## AIM OF THE EXERCISE
What is the number of lines containing the word "REMOVE"? Please answer with that number and nothing more.
* Begin *
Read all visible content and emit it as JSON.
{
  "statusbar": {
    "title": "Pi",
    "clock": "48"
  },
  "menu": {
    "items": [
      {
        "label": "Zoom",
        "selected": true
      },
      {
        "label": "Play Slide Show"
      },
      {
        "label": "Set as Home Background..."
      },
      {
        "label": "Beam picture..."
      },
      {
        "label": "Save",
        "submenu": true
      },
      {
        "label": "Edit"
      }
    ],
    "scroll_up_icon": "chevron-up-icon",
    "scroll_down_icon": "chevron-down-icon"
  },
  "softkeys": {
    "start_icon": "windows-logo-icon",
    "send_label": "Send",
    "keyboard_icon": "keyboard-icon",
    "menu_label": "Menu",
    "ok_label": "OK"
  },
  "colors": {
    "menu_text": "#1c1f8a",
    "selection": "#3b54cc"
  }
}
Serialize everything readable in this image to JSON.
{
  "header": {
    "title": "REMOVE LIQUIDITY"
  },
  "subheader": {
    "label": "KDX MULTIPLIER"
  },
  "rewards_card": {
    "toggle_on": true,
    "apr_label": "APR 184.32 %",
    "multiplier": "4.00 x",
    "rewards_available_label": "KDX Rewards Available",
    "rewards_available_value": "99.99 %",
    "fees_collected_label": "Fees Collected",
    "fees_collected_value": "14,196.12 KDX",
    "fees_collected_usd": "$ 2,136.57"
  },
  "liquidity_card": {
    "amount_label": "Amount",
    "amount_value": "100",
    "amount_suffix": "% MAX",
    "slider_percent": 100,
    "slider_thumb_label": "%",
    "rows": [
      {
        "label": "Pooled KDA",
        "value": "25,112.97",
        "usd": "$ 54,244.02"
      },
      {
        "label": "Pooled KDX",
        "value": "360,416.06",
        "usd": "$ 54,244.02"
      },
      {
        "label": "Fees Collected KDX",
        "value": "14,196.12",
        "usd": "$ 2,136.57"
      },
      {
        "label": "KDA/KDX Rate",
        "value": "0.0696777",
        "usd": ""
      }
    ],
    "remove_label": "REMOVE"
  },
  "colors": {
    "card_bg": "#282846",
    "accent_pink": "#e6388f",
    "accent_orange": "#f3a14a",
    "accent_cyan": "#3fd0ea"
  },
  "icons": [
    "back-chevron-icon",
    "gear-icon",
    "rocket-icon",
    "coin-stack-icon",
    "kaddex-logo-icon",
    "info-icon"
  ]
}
* End *
## RIGHT ANSWER
2